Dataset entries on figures
________________
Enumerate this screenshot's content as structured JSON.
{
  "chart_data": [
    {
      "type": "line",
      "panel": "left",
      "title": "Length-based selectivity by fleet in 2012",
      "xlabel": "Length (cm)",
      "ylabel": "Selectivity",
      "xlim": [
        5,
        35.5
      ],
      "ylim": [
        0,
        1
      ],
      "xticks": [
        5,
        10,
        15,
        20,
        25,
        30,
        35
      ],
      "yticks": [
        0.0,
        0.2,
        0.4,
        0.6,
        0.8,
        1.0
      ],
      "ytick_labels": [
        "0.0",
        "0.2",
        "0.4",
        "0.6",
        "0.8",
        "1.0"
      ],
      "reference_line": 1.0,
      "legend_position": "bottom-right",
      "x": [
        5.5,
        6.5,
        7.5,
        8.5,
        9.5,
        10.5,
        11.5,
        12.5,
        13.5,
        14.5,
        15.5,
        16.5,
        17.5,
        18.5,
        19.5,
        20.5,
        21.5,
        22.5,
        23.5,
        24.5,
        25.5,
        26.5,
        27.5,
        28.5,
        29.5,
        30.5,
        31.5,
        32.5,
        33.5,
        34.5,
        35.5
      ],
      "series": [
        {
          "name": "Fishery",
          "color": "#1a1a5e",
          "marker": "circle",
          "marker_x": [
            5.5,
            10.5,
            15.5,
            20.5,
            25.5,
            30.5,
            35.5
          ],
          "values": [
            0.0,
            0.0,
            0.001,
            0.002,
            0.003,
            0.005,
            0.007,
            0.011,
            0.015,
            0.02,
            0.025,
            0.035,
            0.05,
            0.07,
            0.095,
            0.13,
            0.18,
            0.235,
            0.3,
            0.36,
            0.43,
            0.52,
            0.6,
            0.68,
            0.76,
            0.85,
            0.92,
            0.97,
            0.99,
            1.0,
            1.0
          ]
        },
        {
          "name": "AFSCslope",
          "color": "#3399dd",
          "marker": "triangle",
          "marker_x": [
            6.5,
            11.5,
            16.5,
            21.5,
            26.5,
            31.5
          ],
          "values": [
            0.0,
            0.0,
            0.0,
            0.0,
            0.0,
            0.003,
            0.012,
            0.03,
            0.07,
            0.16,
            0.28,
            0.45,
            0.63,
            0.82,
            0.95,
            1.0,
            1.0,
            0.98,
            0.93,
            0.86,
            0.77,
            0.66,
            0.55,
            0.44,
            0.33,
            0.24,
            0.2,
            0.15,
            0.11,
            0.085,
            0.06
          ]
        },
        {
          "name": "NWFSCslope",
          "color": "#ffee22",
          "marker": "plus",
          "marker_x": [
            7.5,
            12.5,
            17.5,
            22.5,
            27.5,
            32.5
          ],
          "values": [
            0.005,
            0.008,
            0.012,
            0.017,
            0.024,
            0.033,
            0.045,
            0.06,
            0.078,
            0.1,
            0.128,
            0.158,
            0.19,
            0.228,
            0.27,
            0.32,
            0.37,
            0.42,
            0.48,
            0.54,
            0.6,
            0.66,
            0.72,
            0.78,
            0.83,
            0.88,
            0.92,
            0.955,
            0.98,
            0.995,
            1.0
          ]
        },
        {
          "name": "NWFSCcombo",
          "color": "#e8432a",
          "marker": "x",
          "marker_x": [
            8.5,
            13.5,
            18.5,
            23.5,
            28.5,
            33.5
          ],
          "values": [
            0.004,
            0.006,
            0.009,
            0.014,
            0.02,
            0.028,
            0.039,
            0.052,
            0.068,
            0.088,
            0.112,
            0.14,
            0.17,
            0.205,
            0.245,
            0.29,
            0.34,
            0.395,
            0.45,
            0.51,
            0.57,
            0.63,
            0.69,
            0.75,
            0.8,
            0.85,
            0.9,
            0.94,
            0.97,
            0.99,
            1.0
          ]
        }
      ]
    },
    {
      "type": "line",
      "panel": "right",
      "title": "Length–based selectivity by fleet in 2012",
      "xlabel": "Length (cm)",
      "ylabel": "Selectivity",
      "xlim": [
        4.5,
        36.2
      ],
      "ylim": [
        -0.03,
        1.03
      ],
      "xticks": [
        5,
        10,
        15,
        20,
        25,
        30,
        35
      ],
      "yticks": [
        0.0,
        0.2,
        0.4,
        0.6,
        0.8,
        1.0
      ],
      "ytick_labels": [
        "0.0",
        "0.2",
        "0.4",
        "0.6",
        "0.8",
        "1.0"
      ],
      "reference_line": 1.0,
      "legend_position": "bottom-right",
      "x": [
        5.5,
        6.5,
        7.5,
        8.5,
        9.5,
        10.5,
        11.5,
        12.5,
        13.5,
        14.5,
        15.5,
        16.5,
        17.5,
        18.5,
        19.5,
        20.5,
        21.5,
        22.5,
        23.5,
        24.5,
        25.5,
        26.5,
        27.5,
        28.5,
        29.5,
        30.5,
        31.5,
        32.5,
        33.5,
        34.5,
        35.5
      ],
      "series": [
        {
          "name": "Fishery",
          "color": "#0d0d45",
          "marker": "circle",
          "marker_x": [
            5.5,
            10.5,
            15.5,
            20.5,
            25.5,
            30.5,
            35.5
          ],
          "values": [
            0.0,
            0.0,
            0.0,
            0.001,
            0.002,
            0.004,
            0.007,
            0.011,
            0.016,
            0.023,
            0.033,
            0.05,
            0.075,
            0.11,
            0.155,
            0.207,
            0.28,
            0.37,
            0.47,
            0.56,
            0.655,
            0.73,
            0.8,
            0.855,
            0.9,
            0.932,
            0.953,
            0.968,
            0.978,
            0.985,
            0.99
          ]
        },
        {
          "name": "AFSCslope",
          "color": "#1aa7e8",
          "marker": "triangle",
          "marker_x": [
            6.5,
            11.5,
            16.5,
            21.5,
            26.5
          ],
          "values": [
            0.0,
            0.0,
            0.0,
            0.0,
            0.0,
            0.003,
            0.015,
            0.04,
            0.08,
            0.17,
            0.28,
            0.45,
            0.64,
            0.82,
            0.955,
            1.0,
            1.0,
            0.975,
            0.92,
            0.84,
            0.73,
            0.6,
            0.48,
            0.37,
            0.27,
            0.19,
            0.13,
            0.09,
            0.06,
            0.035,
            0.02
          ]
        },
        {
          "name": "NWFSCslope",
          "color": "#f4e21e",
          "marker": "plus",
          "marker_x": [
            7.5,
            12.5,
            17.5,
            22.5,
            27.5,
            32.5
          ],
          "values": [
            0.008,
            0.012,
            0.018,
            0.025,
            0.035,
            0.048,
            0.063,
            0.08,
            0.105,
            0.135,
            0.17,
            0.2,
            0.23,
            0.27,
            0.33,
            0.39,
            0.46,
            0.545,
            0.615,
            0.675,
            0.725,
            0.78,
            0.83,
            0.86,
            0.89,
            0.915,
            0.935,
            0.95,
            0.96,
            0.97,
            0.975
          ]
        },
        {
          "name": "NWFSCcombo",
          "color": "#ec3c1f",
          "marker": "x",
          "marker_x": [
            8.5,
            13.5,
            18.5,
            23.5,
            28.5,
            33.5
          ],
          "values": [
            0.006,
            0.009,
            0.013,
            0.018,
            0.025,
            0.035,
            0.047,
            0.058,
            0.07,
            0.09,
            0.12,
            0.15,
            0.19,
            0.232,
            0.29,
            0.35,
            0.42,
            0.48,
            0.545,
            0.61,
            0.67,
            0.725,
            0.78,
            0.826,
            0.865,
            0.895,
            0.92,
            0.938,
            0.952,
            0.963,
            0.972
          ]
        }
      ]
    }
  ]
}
________________
GIVEN EXERCISE: All of the data must be returned exactly.

THE SOLUTION:
Enumerate this screenshot's content as structured JSON.
{
  "chart_data": [
    {
      "type": "line",
      "panel": "left",
      "title": "Length-based selectivity by fleet in 2012",
      "xlabel": "Length (cm)",
      "ylabel": "Selectivity",
      "xlim": [
        5,
        35.5
      ],
      "ylim": [
        0,
        1
      ],
      "xticks": [
        5,
        10,
        15,
        20,
        25,
        30,
        35
      ],
      "yticks": [
        0.0,
        0.2,
        0.4,
        0.6,
        0.8,
        1.0
      ],
      "ytick_labels": [
        "0.0",
        "0.2",
        "0.4",
        "0.6",
        "0.8",
        "1.0"
      ],
      "reference_line": 1.0,
      "legend_position": "bottom-right",
      "x": [
        5.5,
        6.5,
        7.5,
        8.5,
        9.5,
        10.5,
        11.5,
        12.5,
        13.5,
        14.5,
        15.5,
        16.5,
        17.5,
        18.5,
        19.5,
        20.5,
        21.5,
        22.5,
        23.5,
        24.5,
        25.5,
        26.5,
        27.5,
        28.5,
        29.5,
        30.5,
        31.5,
        32.5,
        33.5,
        34.5,
        35.5
      ],
      "series": [
        {
          "name": "Fishery",
          "color": "#1a1a5e",
          "marker": "circle",
          "marker_x": [
            5.5,
            10.5,
            15.5,
            20.5,
            25.5,
            30.5,
            35.5
          ],
          "values": [
            0.0,
            0.0,
            0.001,
            0.002,
            0.003,
            0.005,
            0.007,
            0.011,
            0.015,
            0.02,
            0.025,
            0.035,
            0.05,
            0.07,
            0.095,
            0.13,
            0.18,
            0.235,
            0.3,
            0.36,
            0.43,
            0.52,
            0.6,
            0.68,
            0.76,
            0.85,
            0.92,
            0.97,
            0.99,
            1.0,
            1.0
          ]
        },
        {
          "name": "AFSCslope",
          "color": "#3399dd",
          "marker": "triangle",
          "marker_x": [
            6.5,
            11.5,
            16.5,
            21.5,
            26.5,
            31.5
          ],
          "values": [
            0.0,
            0.0,
            0.0,
            0.0,
            0.0,
            0.003,
            0.012,
            0.03,
            0.07,
            0.16,
            0.28,
            0.45,
            0.63,
            0.82,
            0.95,
            1.0,
            1.0,
            0.98,
            0.93,
            0.86,
            0.77,
            0.66,
            0.55,
            0.44,
            0.33,
            0.24,
            0.2,
            0.15,
            0.11,
            0.085,
            0.06
          ]
        },
        {
          "name": "NWFSCslope",
          "color": "#ffee22",
          "marker": "plus",
          "marker_x": [
            7.5,
            12.5,
            17.5,
            22.5,
            27.5,
            32.5
          ],
          "values": [
            0.005,
            0.008,
            0.012,
            0.017,
            0.024,
            0.033,
            0.045,
            0.06,
            0.078,
            0.1,
            0.128,
            0.158,
            0.19,
            0.228,
            0.27,
            0.32,
            0.37,
            0.42,
            0.48,
            0.54,
            0.6,
            0.66,
            0.72,
            0.78,
            0.83,
            0.88,
            0.92,
            0.955,
            0.98,
            0.995,
            1.0
          ]
        },
        {
          "name": "NWFSCcombo",
          "color": "#e8432a",
          "marker": "x",
          "marker_x": [
            8.5,
            13.5,
            18.5,
            23.5,
            28.5,
            33.5
          ],
          "values": [
            0.004,
            0.006,
            0.009,
            0.014,
            0.02,
            0.028,
            0.039,
            0.052,
            0.068,
            0.088,
            0.112,
            0.14,
            0.17,
            0.205,
            0.245,
            0.29,
            0.34,
            0.395,
            0.45,
            0.51,
            0.57,
            0.63,
            0.69,
            0.75,
            0.8,
            0.85,
            0.9,
            0.94,
            0.97,
            0.99,
            1.0
          ]
        }
      ]
    },
    {
      "type": "line",
      "panel": "right",
      "title": "Length–based selectivity by fleet in 2012",
      "xlabel": "Length (cm)",
      "ylabel": "Selectivity",
      "xlim": [
        4.5,
        36.2
      ],
      "ylim": [
        -0.03,
        1.03
      ],
      "xticks": [
        5,
        10,
        15,
        20,
        25,
        30,
        35
      ],
      "yticks": [
        0.0,
        0.2,
        0.4,
        0.6,
        0.8,
        1.0
      ],
      "ytick_labels": [
        "0.0",
        "0.2",
        "0.4",
        "0.6",
        "0.8",
        "1.0"
      ],
      "reference_line": 1.0,
      "legend_position": "bottom-right",
      "x": [
        5.5,
        6.5,
        7.5,
        8.5,
        9.5,
        10.5,
        11.5,
        12.5,
        13.5,
        14.5,
        15.5,
        16.5,
        17.5,
        18.5,
        19.5,
        20.5,
        21.5,
        22.5,
        23.5,
        24.5,
        25.5,
        26.5,
        27.5,
        28.5,
        29.5,
        30.5,
        31.5,
        32.5,
        33.5,
        34.5,
        35.5
      ],
      "series": [
        {
          "name": "Fishery",
          "color": "#0d0d45",
          "marker": "circle",
          "marker_x": [
            5.5,
            10.5,
            15.5,
            20.5,
            25.5,
            30.5,
            35.5
          ],
          "values": [
            0.0,
            0.0,
            0.0,
            0.001,
            0.002,
            0.004,
            0.007,
            0.011,
            0.016,
            0.023,
            0.033,
            0.05,
            0.075,
            0.11,
            0.155,
            0.207,
            0.28,
            0.37,
            0.47,
            0.56,
            0.655,
            0.73,
            0.8,
            0.855,
            0.9,
            0.932,
            0.953,
            0.968,
            0.978,
            0.985,
            0.99
          ]
        },
        {
          "name": "AFSCslope",
          "color": "#1aa7e8",
          "marker": "triangle",
          "marker_x": [
            6.5,
            11.5,
            16.5,
            21.5,
            26.5
          ],
          "values": [
            0.0,
            0.0,
            0.0,
            0.0,
            0.0,
            0.003,
            0.015,
            0.04,
            0.08,
            0.17,
            0.28,
            0.45,
            0.64,
            0.82,
            0.955,
            1.0,
            1.0,
            0.975,
            0.92,
            0.84,
            0.73,
            0.6,
            0.48,
            0.37,
            0.27,
            0.19,
            0.13,
            0.09,
            0.06,
            0.035,
            0.02
          ]
        },
        {
          "name": "NWFSCslope",
          "color": "#f4e21e",
          "marker": "plus",
          "marker_x": [
            7.5,
            12.5,
            17.5,
            22.5,
            27.5,
            32.5
          ],
          "values": [
            0.008,
            0.012,
            0.018,
            0.025,
            0.035,
            0.048,
            0.063,
            0.08,
            0.105,
            0.135,
            0.17,
            0.2,
            0.23,
            0.27,
            0.33,
            0.39,
            0.46,
            0.545,
            0.615,
            0.675,
            0.725,
            0.78,
            0.83,
            0.86,
            0.89,
            0.915,
            0.935,
            0.95,
            0.96,
            0.97,
            0.975
          ]
        },
        {
          "name": "NWFSCcombo",
          "color": "#ec3c1f",
          "marker": "x",
          "marker_x": [
            8.5,
            13.5,
            18.5,
            23.5,
            28.5,
            33.5
          ],
          "values": [
            0.006,
            0.009,
            0.013,
            0.018,
            0.025,
            0.035,
            0.047,
            0.058,
            0.07,
            0.09,
            0.12,
            0.15,
            0.19,
            0.232,
            0.29,
            0.35,
            0.42,
            0.48,
            0.545,
            0.61,
            0.67,
            0.725,
            0.78,
            0.826,
            0.865,
            0.895,
            0.92,
            0.938,
            0.952,
            0.963,
            0.972
          ]
        }
      ]
    }
  ]
}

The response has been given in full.